• [To do]
Return every line of the records below verbatim, with no pictures in the copy.

========

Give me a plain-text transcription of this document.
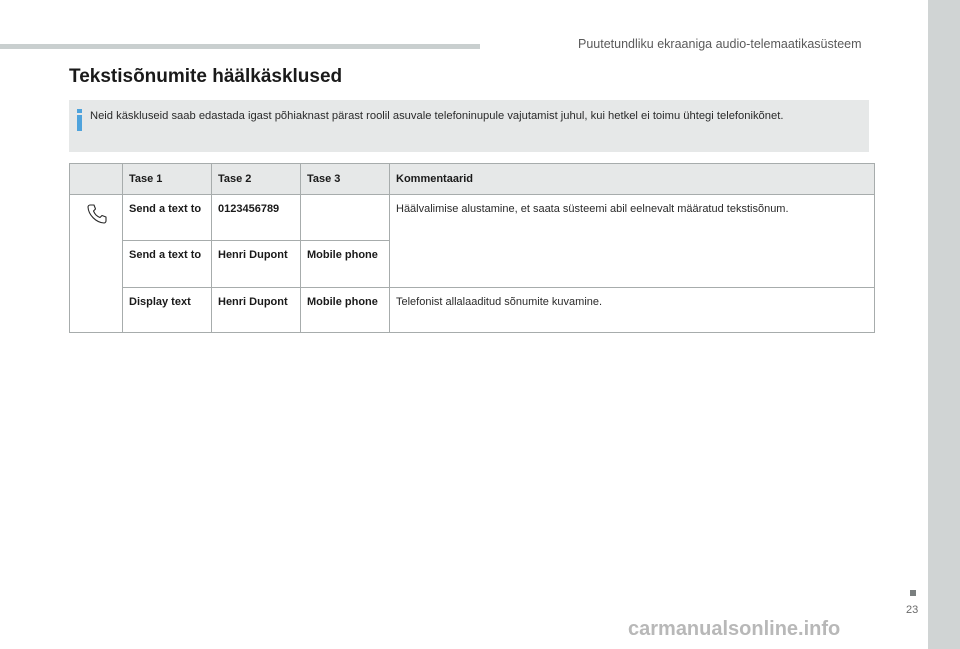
Puutetundliku ekraaniga audio-telemaatikasüsteem
Tekstisõnumite häälkäsklused
Neid käskluseid saab edastada igast põhiaknast pärast roolil asuvale telefoninupule vajutamist juhul, kui hetkel ei toimu ühtegi telefonikõnet.
	Tase 1	Tase 2	Tase 3	Kommentaarid

	Send a text to	0123456789		Häälvalimise alustamine, et saata süsteemi abil eelnevalt määratud tekstisõnum.
	Send a text to	Henri Dupont	Mobile phone	
	Display text	Henri Dupont	Mobile phone	Telefonist allalaaditud sõnumite kuvamine.
23
carmanualsonline.info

========

• [Result]
Give me a plain-text transcription of this document.
Puutetundliku ekraaniga audio-telemaatikasüsteem
Tekstisõnumite häälkäsklused
Neid käskluseid saab edastada igast põhiaknast pärast roolil asuvale telefoninupule vajutamist juhul, kui hetkel ei toimu ühtegi telefonikõnet.
	Tase 1	Tase 2	Tase 3	Kommentaarid

	Send a text to	0123456789		Häälvalimise alustamine, et saata süsteemi abil eelnevalt määratud tekstisõnum.
	Send a text to	Henri Dupont	Mobile phone	
	Display text	Henri Dupont	Mobile phone	Telefonist allalaaditud sõnumite kuvamine.
23
carmanualsonline.info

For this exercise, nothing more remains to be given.